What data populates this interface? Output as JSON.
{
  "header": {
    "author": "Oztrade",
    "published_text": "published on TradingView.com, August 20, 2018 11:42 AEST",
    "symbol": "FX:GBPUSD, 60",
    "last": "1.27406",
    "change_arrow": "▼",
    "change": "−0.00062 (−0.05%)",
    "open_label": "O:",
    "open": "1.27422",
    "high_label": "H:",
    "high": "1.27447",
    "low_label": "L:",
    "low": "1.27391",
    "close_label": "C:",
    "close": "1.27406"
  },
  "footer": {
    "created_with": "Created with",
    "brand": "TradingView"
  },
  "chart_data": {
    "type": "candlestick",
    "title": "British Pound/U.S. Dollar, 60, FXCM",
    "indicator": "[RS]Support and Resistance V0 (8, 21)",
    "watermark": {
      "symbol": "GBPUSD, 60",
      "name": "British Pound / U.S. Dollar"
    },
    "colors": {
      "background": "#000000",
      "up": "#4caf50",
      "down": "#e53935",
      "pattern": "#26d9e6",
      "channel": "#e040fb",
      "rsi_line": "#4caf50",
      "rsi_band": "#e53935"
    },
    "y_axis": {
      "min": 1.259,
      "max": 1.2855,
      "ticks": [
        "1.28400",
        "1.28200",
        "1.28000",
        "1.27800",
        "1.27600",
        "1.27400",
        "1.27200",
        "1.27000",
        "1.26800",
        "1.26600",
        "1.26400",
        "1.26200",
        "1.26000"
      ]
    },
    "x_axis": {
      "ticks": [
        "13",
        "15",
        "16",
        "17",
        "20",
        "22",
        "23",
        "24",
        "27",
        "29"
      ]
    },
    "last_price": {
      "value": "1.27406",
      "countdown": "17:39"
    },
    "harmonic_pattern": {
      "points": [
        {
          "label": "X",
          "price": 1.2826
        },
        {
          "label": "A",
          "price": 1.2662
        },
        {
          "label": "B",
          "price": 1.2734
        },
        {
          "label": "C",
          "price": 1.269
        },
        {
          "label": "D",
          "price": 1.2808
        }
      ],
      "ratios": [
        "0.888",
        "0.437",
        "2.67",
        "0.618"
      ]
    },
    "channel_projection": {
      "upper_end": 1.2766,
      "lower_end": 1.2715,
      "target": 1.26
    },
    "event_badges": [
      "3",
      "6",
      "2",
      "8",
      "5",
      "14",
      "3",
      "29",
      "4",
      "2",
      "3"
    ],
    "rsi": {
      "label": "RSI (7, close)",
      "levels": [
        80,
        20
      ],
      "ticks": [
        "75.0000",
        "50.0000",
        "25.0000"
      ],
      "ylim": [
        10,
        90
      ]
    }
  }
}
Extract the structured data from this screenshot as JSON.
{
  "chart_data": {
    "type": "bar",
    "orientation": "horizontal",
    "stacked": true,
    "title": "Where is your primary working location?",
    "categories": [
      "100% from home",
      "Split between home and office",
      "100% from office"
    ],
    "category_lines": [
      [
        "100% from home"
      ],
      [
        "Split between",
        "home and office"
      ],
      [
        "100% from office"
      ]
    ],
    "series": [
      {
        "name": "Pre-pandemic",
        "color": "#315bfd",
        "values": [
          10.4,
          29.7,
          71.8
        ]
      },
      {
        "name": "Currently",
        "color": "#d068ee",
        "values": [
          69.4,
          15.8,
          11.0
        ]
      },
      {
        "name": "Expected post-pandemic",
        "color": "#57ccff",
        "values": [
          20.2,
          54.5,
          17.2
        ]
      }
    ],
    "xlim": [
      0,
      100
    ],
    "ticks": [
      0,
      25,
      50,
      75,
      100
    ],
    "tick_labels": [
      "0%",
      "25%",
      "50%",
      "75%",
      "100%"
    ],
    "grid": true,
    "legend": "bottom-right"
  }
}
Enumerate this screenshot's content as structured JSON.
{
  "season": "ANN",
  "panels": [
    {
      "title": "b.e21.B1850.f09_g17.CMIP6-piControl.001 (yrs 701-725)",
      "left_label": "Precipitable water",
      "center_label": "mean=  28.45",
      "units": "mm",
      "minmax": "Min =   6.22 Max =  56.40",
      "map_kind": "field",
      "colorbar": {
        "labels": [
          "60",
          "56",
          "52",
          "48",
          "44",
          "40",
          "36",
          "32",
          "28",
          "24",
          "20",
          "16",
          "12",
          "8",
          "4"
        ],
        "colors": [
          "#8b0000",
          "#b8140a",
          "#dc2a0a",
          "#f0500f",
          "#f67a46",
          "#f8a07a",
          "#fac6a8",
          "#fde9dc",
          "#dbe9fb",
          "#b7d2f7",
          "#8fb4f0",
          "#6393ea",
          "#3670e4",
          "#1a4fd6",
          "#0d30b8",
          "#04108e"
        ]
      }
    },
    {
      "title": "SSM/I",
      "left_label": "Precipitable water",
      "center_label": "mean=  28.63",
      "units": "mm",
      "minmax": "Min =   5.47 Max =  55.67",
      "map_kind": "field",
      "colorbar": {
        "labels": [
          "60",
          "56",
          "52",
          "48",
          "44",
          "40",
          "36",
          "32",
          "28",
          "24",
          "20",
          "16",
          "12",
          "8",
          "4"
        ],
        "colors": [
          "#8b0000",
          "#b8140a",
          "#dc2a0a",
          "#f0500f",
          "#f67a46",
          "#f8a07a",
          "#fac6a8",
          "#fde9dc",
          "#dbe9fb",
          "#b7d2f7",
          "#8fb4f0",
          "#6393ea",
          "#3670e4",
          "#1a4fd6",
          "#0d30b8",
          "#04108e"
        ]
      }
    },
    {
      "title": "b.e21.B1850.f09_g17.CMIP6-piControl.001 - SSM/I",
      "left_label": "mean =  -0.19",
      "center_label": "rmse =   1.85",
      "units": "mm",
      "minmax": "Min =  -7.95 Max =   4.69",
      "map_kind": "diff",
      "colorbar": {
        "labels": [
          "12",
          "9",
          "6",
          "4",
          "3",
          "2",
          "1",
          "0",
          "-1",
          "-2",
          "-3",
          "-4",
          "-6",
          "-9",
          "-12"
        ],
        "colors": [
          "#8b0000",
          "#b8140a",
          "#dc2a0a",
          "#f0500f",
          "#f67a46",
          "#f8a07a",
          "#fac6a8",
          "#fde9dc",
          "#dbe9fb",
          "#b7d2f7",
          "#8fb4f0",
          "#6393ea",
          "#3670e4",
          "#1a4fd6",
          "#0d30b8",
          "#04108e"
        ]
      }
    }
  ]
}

________________________

● **WHAT YOU SHOULD DO**: Extract the full listing above without alteration.

● **RESULT OF THIS EXERCISE**:
What data populates this interface? Output as JSON.
{
  "header": {
    "author": "Oztrade",
    "published_text": "published on TradingView.com, August 20, 2018 11:42 AEST",
    "symbol": "FX:GBPUSD, 60",
    "last": "1.27406",
    "change_arrow": "▼",
    "change": "−0.00062 (−0.05%)",
    "open_label": "O:",
    "open": "1.27422",
    "high_label": "H:",
    "high": "1.27447",
    "low_label": "L:",
    "low": "1.27391",
    "close_label": "C:",
    "close": "1.27406"
  },
  "footer": {
    "created_with": "Created with",
    "brand": "TradingView"
  },
  "chart_data": {
    "type": "candlestick",
    "title": "British Pound/U.S. Dollar, 60, FXCM",
    "indicator": "[RS]Support and Resistance V0 (8, 21)",
    "watermark": {
      "symbol": "GBPUSD, 60",
      "name": "British Pound / U.S. Dollar"
    },
    "colors": {
      "background": "#000000",
      "up": "#4caf50",
      "down": "#e53935",
      "pattern": "#26d9e6",
      "channel": "#e040fb",
      "rsi_line": "#4caf50",
      "rsi_band": "#e53935"
    },
    "y_axis": {
      "min": 1.259,
      "max": 1.2855,
      "ticks": [
        "1.28400",
        "1.28200",
        "1.28000",
        "1.27800",
        "1.27600",
        "1.27400",
        "1.27200",
        "1.27000",
        "1.26800",
        "1.26600",
        "1.26400",
        "1.26200",
        "1.26000"
      ]
    },
    "x_axis": {
      "ticks": [
        "13",
        "15",
        "16",
        "17",
        "20",
        "22",
        "23",
        "24",
        "27",
        "29"
      ]
    },
    "last_price": {
      "value": "1.27406",
      "countdown": "17:39"
    },
    "harmonic_pattern": {
      "points": [
        {
          "label": "X",
          "price": 1.2826
        },
        {
          "label": "A",
          "price": 1.2662
        },
        {
          "label": "B",
          "price": 1.2734
        },
        {
          "label": "C",
          "price": 1.269
        },
        {
          "label": "D",
          "price": 1.2808
        }
      ],
      "ratios": [
        "0.888",
        "0.437",
        "2.67",
        "0.618"
      ]
    },
    "channel_projection": {
      "upper_end": 1.2766,
      "lower_end": 1.2715,
      "target": 1.26
    },
    "event_badges": [
      "3",
      "6",
      "2",
      "8",
      "5",
      "14",
      "3",
      "29",
      "4",
      "2",
      "3"
    ],
    "rsi": {
      "label": "RSI (7, close)",
      "levels": [
        80,
        20
      ],
      "ticks": [
        "75.0000",
        "50.0000",
        "25.0000"
      ],
      "ylim": [
        10,
        90
      ]
    }
  }
}
Extract the structured data from this screenshot as JSON.
{
  "chart_data": {
    "type": "bar",
    "orientation": "horizontal",
    "stacked": true,
    "title": "Where is your primary working location?",
    "categories": [
      "100% from home",
      "Split between home and office",
      "100% from office"
    ],
    "category_lines": [
      [
        "100% from home"
      ],
      [
        "Split between",
        "home and office"
      ],
      [
        "100% from office"
      ]
    ],
    "series": [
      {
        "name": "Pre-pandemic",
        "color": "#315bfd",
        "values": [
          10.4,
          29.7,
          71.8
        ]
      },
      {
        "name": "Currently",
        "color": "#d068ee",
        "values": [
          69.4,
          15.8,
          11.0
        ]
      },
      {
        "name": "Expected post-pandemic",
        "color": "#57ccff",
        "values": [
          20.2,
          54.5,
          17.2
        ]
      }
    ],
    "xlim": [
      0,
      100
    ],
    "ticks": [
      0,
      25,
      50,
      75,
      100
    ],
    "tick_labels": [
      "0%",
      "25%",
      "50%",
      "75%",
      "100%"
    ],
    "grid": true,
    "legend": "bottom-right"
  }
}
Enumerate this screenshot's content as structured JSON.
{
  "season": "ANN",
  "panels": [
    {
      "title": "b.e21.B1850.f09_g17.CMIP6-piControl.001 (yrs 701-725)",
      "left_label": "Precipitable water",
      "center_label": "mean=  28.45",
      "units": "mm",
      "minmax": "Min =   6.22 Max =  56.40",
      "map_kind": "field",
      "colorbar": {
        "labels": [
          "60",
          "56",
          "52",
          "48",
          "44",
          "40",
          "36",
          "32",
          "28",
          "24",
          "20",
          "16",
          "12",
          "8",
          "4"
        ],
        "colors": [
          "#8b0000",
          "#b8140a",
          "#dc2a0a",
          "#f0500f",
          "#f67a46",
          "#f8a07a",
          "#fac6a8",
          "#fde9dc",
          "#dbe9fb",
          "#b7d2f7",
          "#8fb4f0",
          "#6393ea",
          "#3670e4",
          "#1a4fd6",
          "#0d30b8",
          "#04108e"
        ]
      }
    },
    {
      "title": "SSM/I",
      "left_label": "Precipitable water",
      "center_label": "mean=  28.63",
      "units": "mm",
      "minmax": "Min =   5.47 Max =  55.67",
      "map_kind": "field",
      "colorbar": {
        "labels": [
          "60",
          "56",
          "52",
          "48",
          "44",
          "40",
          "36",
          "32",
          "28",
          "24",
          "20",
          "16",
          "12",
          "8",
          "4"
        ],
        "colors": [
          "#8b0000",
          "#b8140a",
          "#dc2a0a",
          "#f0500f",
          "#f67a46",
          "#f8a07a",
          "#fac6a8",
          "#fde9dc",
          "#dbe9fb",
          "#b7d2f7",
          "#8fb4f0",
          "#6393ea",
          "#3670e4",
          "#1a4fd6",
          "#0d30b8",
          "#04108e"
        ]
      }
    },
    {
      "title": "b.e21.B1850.f09_g17.CMIP6-piControl.001 - SSM/I",
      "left_label": "mean =  -0.19",
      "center_label": "rmse =   1.85",
      "units": "mm",
      "minmax": "Min =  -7.95 Max =   4.69",
      "map_kind": "diff",
      "colorbar": {
        "labels": [
          "12",
          "9",
          "6",
          "4",
          "3",
          "2",
          "1",
          "0",
          "-1",
          "-2",
          "-3",
          "-4",
          "-6",
          "-9",
          "-12"
        ],
        "colors": [
          "#8b0000",
          "#b8140a",
          "#dc2a0a",
          "#f0500f",
          "#f67a46",
          "#f8a07a",
          "#fac6a8",
          "#fde9dc",
          "#dbe9fb",
          "#b7d2f7",
          "#8fb4f0",
          "#6393ea",
          "#3670e4",
          "#1a4fd6",
          "#0d30b8",
          "#04108e"
        ]
      }
    }
  ]
}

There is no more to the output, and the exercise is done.